▸ Problem requirements
Scan the data that follows and count the lines with the string "content"; answer with the count alone.
##### Dataset extract
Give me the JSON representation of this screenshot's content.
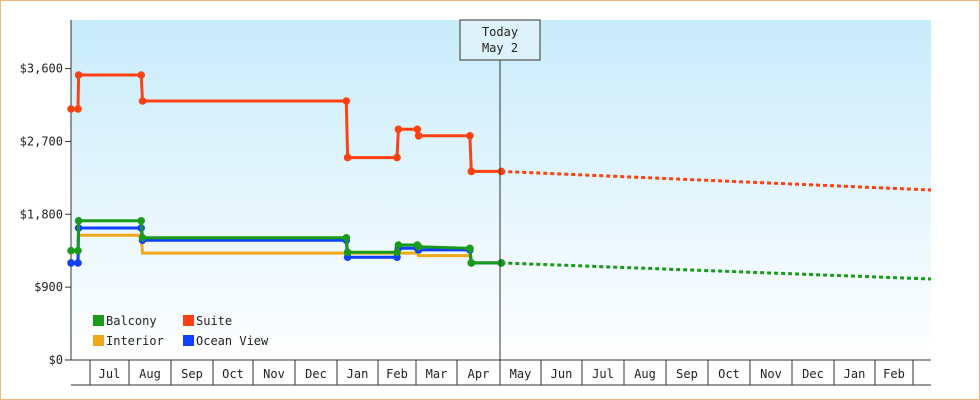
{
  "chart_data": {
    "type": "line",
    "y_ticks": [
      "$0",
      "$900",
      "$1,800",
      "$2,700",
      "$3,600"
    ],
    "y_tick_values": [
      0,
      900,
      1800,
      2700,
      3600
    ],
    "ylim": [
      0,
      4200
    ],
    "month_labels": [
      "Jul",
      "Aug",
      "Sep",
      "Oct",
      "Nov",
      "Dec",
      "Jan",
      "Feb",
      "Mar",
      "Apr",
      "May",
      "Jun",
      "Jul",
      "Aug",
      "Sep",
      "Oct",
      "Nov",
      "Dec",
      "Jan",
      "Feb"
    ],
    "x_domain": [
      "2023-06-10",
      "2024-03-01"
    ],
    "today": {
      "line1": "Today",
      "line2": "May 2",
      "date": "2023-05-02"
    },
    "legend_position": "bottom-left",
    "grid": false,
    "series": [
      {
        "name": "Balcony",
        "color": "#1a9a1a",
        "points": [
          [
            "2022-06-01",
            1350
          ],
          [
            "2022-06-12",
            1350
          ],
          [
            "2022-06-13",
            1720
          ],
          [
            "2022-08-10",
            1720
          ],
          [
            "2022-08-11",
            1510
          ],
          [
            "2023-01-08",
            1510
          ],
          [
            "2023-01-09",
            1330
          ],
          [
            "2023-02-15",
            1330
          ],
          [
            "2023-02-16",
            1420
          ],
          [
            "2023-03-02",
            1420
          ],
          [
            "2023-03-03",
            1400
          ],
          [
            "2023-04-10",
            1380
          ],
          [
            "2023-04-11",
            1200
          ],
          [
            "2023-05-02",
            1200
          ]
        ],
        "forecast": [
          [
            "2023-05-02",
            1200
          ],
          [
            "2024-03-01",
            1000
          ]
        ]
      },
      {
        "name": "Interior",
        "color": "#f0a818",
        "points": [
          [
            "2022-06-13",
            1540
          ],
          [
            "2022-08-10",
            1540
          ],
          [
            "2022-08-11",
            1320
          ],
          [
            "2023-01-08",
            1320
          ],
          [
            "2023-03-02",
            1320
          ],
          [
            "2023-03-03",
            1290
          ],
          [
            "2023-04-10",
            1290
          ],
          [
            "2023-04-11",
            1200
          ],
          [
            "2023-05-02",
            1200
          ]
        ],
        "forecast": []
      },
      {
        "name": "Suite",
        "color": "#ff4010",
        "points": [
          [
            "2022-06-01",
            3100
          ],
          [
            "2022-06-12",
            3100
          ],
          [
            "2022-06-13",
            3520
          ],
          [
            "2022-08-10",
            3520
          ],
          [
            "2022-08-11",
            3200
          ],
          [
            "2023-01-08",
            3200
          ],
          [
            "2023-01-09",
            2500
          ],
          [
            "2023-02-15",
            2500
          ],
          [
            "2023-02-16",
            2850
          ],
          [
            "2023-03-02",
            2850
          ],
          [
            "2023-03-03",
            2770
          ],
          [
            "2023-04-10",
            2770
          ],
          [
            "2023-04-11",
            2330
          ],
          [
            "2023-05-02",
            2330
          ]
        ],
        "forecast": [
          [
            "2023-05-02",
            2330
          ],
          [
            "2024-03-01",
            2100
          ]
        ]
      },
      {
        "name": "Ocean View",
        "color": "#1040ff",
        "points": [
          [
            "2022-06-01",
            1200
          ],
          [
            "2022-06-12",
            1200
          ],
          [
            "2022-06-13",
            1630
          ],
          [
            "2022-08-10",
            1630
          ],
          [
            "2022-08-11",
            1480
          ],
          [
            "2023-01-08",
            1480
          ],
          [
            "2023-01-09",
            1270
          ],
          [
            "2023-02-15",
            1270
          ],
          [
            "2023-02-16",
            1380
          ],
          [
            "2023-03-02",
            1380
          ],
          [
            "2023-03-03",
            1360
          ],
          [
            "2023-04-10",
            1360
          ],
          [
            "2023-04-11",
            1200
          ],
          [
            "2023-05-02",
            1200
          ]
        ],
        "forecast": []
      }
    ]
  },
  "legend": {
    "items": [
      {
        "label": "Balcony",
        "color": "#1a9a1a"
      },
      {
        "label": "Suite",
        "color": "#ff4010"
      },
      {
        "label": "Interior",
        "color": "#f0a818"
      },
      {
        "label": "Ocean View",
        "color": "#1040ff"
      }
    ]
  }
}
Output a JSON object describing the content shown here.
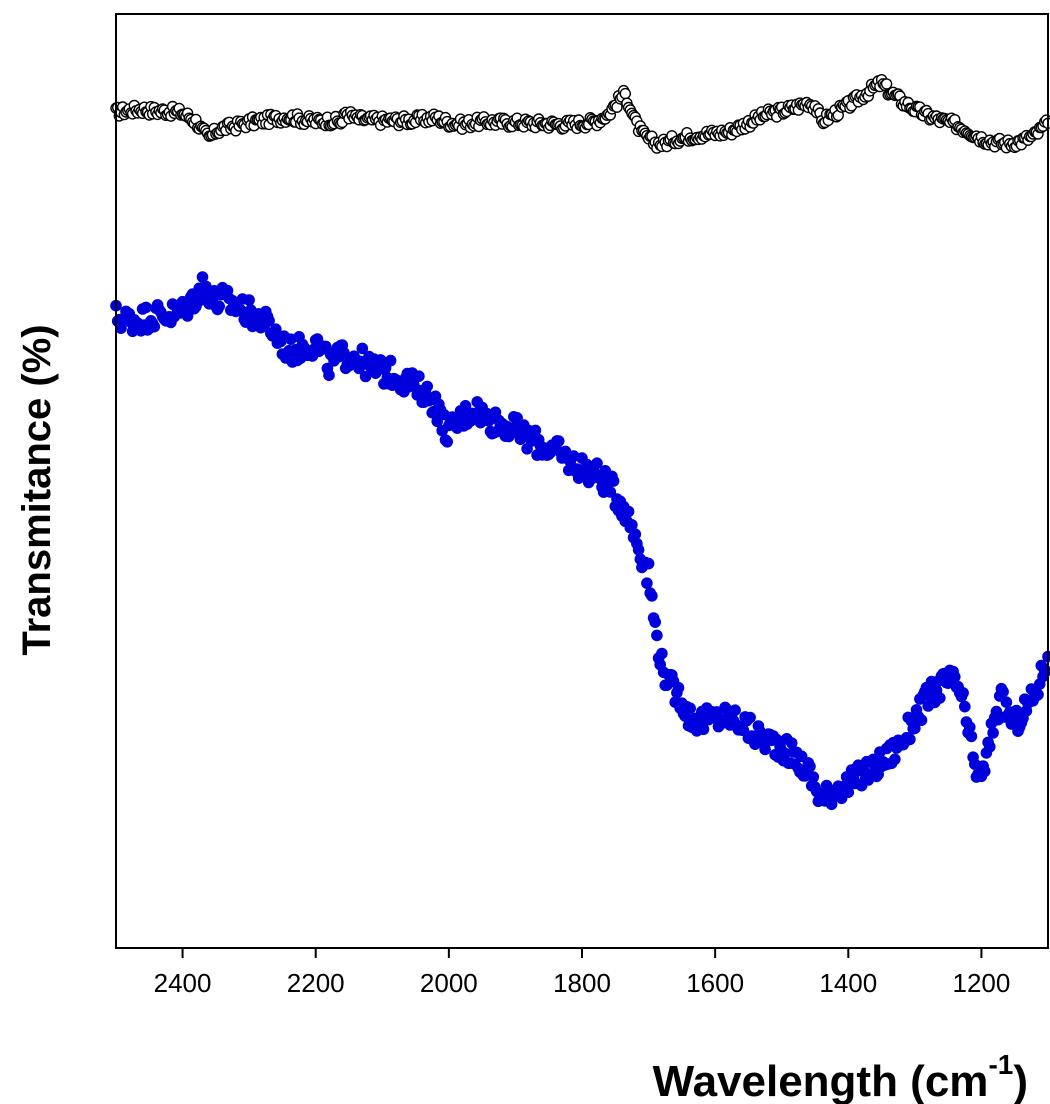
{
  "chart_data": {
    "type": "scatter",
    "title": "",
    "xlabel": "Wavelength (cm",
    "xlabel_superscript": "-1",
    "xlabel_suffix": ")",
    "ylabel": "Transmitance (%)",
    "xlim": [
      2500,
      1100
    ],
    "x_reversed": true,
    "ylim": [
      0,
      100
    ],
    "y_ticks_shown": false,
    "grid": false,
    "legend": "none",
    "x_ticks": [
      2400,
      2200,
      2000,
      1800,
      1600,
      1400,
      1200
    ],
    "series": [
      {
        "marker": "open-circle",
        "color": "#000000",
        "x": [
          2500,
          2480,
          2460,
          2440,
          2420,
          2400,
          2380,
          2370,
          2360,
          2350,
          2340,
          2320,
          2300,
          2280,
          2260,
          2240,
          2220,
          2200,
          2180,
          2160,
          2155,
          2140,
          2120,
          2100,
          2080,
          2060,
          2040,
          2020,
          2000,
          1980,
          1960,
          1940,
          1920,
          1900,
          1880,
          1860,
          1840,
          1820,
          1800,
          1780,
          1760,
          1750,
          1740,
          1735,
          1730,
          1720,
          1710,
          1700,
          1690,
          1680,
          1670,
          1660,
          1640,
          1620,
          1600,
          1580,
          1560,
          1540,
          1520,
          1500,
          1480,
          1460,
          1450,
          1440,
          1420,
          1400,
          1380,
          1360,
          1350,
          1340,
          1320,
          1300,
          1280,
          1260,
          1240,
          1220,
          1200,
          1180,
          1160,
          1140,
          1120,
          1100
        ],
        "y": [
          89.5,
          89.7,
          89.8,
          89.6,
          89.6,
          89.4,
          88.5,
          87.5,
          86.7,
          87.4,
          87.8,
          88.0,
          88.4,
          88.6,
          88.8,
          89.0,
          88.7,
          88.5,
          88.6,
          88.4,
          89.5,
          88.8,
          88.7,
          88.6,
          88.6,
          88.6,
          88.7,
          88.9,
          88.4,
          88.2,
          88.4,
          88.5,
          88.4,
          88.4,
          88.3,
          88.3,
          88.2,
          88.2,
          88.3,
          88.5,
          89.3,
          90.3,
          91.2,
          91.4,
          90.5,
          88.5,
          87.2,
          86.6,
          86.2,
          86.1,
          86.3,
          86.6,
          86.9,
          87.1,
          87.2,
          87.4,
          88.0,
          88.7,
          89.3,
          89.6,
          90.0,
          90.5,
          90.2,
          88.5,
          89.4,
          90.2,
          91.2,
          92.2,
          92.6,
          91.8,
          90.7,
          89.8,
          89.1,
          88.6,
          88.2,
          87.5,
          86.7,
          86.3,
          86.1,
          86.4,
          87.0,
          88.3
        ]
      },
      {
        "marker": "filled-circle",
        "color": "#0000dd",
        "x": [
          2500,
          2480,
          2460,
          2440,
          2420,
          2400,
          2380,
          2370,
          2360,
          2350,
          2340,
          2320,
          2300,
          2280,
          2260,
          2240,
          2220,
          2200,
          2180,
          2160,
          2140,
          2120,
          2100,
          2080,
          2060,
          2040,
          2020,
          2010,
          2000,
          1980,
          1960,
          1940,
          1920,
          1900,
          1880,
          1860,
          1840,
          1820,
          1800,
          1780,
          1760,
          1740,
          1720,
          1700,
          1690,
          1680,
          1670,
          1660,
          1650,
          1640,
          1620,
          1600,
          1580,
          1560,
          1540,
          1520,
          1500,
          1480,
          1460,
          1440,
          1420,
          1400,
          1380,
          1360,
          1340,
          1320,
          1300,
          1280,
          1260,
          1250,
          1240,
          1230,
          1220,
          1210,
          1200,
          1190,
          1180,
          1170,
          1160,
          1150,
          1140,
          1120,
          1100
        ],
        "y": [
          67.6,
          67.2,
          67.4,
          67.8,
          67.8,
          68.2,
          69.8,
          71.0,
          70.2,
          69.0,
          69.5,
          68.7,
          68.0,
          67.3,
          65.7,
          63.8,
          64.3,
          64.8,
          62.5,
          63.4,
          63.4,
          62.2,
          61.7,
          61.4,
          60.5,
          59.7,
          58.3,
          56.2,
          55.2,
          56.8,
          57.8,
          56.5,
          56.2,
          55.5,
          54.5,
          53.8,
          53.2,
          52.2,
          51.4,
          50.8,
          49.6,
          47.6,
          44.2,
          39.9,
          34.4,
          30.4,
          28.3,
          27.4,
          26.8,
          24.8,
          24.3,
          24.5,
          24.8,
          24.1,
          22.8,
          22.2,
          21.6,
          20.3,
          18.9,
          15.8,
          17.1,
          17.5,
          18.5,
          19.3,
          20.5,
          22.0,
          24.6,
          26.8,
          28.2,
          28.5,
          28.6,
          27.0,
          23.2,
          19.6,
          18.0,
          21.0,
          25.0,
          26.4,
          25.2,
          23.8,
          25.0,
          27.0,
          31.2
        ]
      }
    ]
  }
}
##########
▸ Response
2